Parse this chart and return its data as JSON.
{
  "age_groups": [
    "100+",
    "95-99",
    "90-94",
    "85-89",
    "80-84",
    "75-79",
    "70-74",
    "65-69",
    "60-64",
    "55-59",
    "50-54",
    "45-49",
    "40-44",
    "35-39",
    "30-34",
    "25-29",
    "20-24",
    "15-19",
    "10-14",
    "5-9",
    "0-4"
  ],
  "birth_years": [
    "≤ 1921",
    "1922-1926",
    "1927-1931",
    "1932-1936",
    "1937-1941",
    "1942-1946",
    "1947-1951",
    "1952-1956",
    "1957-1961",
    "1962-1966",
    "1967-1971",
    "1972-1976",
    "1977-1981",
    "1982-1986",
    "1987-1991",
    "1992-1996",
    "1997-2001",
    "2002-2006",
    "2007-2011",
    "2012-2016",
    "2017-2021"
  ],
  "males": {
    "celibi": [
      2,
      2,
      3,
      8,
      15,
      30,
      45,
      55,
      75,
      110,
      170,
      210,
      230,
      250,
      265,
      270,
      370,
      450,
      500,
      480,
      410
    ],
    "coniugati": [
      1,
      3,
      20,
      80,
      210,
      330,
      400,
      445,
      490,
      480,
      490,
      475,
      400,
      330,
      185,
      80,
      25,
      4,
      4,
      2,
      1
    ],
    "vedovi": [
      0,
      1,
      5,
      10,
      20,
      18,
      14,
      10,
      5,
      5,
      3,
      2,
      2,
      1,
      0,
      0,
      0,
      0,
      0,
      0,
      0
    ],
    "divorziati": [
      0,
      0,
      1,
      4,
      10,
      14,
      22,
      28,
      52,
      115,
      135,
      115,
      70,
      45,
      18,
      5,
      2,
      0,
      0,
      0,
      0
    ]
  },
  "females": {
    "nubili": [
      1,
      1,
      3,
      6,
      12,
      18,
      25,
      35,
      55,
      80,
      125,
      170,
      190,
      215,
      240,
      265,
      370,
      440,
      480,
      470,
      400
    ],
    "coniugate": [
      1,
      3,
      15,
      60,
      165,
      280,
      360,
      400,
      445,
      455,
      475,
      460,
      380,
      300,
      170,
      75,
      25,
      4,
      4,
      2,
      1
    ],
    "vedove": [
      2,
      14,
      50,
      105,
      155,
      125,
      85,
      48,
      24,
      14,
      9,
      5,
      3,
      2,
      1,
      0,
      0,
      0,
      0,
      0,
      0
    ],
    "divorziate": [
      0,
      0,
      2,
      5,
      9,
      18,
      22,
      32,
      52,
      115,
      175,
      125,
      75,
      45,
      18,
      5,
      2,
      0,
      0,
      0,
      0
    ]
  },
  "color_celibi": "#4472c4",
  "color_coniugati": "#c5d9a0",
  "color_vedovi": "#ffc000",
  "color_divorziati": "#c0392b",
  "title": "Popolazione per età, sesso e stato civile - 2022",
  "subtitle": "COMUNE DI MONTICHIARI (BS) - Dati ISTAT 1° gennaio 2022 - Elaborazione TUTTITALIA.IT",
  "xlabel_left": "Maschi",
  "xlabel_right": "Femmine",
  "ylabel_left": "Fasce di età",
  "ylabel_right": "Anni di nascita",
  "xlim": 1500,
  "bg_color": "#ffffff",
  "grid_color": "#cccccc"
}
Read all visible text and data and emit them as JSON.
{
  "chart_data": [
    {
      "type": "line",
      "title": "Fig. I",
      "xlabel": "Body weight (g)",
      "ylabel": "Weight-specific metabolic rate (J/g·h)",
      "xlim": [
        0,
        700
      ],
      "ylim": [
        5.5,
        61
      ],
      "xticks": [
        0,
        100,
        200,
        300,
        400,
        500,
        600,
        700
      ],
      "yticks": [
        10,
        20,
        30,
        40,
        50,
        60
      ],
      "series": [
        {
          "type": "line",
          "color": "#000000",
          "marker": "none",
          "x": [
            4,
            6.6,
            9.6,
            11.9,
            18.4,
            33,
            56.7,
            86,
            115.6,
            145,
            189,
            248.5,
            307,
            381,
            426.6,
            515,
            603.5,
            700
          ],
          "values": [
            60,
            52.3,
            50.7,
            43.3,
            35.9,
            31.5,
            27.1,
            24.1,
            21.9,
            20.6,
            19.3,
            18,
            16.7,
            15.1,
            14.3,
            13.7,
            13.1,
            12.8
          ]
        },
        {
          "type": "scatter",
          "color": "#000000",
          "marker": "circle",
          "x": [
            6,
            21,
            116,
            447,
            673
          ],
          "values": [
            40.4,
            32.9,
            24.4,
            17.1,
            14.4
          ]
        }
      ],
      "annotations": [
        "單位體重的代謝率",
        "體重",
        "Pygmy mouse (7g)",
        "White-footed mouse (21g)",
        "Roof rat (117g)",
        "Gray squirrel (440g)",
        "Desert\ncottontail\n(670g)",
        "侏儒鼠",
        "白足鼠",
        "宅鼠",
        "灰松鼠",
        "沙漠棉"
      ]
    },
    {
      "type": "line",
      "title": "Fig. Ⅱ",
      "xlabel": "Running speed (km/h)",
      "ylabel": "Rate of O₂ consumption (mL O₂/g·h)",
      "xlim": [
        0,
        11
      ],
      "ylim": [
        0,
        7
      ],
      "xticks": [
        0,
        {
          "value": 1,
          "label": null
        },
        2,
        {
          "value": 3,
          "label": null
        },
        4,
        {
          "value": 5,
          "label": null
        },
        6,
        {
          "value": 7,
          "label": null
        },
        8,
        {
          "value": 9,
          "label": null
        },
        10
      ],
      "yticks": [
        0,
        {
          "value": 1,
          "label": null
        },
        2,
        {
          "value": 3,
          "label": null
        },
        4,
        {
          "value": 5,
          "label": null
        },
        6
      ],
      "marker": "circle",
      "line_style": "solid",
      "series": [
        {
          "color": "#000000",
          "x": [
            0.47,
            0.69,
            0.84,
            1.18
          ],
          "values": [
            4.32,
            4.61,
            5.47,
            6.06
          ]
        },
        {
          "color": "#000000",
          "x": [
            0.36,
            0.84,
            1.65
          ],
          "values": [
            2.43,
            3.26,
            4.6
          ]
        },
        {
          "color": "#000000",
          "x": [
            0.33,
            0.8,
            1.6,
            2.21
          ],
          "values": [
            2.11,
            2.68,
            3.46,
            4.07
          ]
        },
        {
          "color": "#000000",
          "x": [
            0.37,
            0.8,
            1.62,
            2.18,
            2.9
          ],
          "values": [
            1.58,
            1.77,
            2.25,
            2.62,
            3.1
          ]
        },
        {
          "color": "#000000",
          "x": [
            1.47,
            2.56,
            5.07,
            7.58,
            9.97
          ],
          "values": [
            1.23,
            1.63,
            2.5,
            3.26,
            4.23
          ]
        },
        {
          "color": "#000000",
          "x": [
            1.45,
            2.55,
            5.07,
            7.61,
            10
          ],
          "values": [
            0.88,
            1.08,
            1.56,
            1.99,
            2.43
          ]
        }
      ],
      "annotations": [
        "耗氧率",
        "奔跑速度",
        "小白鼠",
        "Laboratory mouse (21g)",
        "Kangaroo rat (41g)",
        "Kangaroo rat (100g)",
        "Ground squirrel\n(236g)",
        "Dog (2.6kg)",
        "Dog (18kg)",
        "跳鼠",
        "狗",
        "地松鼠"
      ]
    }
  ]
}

##############################

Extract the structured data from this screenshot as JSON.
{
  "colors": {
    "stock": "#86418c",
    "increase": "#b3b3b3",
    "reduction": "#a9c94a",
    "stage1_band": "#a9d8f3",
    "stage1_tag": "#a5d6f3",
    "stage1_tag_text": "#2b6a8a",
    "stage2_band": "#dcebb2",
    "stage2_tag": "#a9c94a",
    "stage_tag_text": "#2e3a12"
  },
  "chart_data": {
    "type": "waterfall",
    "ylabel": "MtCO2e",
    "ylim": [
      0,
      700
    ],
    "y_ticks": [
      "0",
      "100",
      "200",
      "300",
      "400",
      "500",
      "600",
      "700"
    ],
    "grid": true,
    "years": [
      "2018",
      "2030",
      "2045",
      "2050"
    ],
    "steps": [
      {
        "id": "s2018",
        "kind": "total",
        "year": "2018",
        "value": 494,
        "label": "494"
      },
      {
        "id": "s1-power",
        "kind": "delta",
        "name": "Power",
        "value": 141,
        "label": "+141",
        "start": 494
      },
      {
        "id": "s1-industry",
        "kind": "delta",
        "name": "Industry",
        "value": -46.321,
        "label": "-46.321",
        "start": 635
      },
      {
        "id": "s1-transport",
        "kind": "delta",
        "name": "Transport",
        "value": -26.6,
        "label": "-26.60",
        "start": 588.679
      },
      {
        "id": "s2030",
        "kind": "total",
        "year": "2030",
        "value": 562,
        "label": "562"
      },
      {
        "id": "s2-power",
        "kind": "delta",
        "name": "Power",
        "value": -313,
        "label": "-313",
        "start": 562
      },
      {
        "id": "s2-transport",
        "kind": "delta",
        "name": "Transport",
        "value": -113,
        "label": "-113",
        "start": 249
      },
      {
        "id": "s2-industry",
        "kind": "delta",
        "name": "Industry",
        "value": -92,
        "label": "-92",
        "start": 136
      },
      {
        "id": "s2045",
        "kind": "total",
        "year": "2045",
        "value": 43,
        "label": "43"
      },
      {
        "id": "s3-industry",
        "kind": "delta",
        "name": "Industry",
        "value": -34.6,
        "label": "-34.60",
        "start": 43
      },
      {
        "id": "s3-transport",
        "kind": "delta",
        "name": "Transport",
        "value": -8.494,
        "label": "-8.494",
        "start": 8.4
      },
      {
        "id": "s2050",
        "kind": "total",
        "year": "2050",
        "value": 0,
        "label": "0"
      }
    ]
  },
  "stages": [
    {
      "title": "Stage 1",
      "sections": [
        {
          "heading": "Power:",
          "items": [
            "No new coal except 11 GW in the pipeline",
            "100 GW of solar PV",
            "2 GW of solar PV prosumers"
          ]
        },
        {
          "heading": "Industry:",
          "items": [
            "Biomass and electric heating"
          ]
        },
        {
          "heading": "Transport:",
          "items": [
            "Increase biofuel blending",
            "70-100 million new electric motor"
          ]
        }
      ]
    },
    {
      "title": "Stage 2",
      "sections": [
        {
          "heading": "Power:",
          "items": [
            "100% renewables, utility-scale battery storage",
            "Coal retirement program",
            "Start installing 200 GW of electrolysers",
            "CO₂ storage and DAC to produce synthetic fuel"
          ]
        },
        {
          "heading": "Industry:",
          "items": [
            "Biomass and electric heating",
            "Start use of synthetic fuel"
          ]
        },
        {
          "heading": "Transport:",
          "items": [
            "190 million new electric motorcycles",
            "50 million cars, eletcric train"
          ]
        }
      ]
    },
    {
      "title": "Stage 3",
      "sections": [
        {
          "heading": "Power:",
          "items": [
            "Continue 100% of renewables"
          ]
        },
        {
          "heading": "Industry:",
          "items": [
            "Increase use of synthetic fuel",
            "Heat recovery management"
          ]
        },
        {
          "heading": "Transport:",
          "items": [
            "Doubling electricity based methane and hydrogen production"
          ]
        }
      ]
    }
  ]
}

##############################

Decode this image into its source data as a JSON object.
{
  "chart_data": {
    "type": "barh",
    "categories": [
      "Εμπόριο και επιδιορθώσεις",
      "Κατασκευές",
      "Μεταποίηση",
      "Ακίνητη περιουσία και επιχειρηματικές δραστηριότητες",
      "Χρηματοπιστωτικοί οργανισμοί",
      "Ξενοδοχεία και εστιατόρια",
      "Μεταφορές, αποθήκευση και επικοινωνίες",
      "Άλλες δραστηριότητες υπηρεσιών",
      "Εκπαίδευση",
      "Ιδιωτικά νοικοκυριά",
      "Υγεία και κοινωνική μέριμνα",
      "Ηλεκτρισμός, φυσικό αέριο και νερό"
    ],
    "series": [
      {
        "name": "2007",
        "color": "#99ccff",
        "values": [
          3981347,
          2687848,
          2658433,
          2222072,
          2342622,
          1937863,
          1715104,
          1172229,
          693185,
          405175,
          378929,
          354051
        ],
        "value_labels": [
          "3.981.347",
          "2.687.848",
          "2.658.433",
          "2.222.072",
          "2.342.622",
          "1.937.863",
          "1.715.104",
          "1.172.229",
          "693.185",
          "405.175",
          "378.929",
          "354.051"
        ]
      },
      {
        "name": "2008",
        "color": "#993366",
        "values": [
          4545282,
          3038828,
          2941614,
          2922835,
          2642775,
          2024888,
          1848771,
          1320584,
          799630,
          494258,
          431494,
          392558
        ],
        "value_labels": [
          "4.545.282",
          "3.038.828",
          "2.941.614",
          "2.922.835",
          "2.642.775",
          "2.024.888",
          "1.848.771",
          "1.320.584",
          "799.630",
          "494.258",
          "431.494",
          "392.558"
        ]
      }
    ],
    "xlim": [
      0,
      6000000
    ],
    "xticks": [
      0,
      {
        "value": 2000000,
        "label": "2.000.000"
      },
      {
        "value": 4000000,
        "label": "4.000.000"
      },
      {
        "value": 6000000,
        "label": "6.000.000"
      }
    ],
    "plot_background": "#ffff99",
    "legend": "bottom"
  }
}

##############################

▶ _Stated exercise_:
List every line above that contains the word "mouse".

▶ _Answer to the exercise_:
        "Pygmy mouse (7g)",
        "White-footed mouse (21g)",
        "Laboratory mouse (21g)",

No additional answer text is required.